The utilization of contrast enhancement techniques in optical microscopy affects the response when relative modulation is calculated as a function of specimen spatial frequency. This interactive tutorial explores the effects of popular contrast modes on image contrast and the modulation transfer function of the modified microscope.

To operate the tutorial, click on the checkboxes adjacent to each contrast enhancing technique name to activate display of a calculated modulation transfer function curve. When the microscope is operating in brightfield mode (termed incoherent illumination; the tutorial default) using the full numerical aperture of the objective and substage condenser, resolution reaches the maximum theoretical limits, but image contrast at high spatial frequencies is reduced. This curve is denoted (1) in the checkbox and also adjacent to the MTF plot in the graph.

Coherent illumination (2) involves closing the substage condenser aperture diaphragm to a minimum, thus severely reducing the effective numerical aperture. This curve was calculated by Dr. Gordon W. Ellis, utilizing the fractional area of the condenser aperture that should be transmitted by the objective lens for light rays diffracted by the specimen at angles determined by the specimen period. Contrast is very high at low spatial frequencies, but quickly falls to zero as the frequency rises above 2.5 cycles per micrometer.

In the case of oblique illumination (3), specimen contrast is produced by oblique light rays emanating from a narrow annular opening in the substage condenser. It is evident from the resulting MTF curve that image contrast is improved for regions of the specimen having features with high spatial frequency, but overall contrast is considerably reduced at lower spatial frequencies ranging between zero and two cycles per micrometer. In this situation, specimen contrast is also governed by the position and size of the annular opening with respect to the microscope optical axis.

» **DATA EXTRACTS**
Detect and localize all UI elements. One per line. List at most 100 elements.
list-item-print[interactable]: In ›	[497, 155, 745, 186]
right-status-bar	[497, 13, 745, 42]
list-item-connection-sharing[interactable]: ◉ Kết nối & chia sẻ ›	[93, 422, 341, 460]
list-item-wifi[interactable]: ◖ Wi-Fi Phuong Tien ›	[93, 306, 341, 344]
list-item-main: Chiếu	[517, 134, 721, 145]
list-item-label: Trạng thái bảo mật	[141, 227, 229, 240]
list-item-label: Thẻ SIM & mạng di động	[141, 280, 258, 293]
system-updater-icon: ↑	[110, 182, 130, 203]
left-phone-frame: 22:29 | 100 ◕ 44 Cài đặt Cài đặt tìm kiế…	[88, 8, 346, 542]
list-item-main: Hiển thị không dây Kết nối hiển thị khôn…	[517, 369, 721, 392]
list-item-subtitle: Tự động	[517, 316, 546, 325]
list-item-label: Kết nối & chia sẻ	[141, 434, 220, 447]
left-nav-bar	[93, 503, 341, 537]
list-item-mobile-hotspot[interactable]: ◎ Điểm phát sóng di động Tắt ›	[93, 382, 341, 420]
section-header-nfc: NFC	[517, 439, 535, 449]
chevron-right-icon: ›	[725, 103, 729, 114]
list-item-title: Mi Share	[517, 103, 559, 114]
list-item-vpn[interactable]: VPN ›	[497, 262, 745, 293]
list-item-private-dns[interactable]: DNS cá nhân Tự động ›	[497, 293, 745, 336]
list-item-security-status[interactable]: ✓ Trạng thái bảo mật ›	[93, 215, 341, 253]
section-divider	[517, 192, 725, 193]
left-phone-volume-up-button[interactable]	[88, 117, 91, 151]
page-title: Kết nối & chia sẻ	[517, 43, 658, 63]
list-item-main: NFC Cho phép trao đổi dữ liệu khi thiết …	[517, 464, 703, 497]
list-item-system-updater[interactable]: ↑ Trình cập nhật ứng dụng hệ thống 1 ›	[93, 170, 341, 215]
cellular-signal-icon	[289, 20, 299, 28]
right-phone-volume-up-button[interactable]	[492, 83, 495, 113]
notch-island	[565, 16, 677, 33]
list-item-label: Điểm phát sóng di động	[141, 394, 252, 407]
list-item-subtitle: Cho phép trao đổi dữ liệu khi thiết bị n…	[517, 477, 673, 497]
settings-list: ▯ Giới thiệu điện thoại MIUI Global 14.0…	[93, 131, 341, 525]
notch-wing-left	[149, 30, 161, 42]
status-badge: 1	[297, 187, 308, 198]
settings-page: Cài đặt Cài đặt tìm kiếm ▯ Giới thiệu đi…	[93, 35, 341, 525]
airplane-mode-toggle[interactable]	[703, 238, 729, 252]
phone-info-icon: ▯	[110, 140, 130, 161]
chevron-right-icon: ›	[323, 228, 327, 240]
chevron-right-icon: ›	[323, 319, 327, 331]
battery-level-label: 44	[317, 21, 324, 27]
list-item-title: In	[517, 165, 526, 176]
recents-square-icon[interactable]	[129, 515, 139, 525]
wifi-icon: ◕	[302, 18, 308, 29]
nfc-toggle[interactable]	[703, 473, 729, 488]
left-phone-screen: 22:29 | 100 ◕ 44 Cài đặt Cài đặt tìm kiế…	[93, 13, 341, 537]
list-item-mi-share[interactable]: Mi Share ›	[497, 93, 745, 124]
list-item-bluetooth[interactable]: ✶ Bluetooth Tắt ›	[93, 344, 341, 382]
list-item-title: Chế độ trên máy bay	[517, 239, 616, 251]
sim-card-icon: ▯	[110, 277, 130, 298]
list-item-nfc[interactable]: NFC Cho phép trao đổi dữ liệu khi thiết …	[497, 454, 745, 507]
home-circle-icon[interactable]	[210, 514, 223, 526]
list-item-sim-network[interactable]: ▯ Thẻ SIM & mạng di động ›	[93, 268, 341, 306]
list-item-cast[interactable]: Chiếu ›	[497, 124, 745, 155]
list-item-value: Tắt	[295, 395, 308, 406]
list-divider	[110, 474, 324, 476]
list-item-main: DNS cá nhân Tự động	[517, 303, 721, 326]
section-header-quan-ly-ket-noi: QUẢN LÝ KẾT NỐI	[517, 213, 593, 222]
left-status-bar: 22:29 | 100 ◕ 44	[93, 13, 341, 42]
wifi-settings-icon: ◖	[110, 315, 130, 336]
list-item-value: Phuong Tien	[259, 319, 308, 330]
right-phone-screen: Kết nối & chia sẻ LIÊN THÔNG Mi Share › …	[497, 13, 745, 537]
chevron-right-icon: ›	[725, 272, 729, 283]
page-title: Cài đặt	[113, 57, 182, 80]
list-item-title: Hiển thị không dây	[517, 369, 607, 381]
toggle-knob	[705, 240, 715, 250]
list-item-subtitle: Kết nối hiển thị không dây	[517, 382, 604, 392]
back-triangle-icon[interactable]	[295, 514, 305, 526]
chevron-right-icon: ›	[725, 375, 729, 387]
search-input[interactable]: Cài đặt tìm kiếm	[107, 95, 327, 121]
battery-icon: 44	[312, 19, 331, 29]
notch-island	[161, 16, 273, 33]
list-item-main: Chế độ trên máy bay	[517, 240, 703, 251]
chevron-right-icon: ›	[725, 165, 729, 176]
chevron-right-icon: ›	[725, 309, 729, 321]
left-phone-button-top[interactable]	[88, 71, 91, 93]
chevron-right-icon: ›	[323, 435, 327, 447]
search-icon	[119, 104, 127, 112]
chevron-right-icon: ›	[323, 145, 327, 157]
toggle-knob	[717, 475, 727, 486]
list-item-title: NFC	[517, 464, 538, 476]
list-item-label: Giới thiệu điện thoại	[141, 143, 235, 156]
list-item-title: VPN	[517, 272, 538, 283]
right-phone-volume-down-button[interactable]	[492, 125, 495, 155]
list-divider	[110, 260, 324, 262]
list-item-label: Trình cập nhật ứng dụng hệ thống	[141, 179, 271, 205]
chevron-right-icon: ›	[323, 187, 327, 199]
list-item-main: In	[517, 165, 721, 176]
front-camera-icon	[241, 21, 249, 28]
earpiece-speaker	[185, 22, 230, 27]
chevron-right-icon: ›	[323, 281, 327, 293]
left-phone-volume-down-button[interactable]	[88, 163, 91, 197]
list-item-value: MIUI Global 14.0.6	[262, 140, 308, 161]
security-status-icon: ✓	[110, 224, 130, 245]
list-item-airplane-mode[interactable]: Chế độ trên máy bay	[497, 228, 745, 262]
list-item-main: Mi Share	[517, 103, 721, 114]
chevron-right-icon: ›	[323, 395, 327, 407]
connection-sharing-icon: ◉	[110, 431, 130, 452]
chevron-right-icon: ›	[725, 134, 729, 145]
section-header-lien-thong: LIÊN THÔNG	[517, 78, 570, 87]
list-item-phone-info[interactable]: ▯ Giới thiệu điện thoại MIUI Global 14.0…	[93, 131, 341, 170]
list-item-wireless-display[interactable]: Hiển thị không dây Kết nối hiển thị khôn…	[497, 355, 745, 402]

» **WHAT YOU WILL DO**
1. List each illumination mode that the tutorial description covers, along with the curve number it is given.
2. From the tutorial description, quote the passage from "Coherent illumination (2)" up to and including "2.5 cycles per micrometer.".

» **EXERCISE ANSWERS**
1.
- Brightfield mode (incoherent illumination): (1)
- Coherent illumination: (2)
- Oblique illumination: (3)

2.
Coherent illumination (2) involves closing the substage condenser aperture diaphragm to a minimum, thus severely reducing the effective numerical aperture. This curve was calculated by Dr. Gordon W. Ellis, utilizing the fractional area of the condenser aperture that should be transmitted by the objective lens for light rays diffracted by the specimen at angles determined by the specimen period. Contrast is very high at low spatial frequencies, but quickly falls to zero as the frequency rises above 2.5 cycles per micrometer.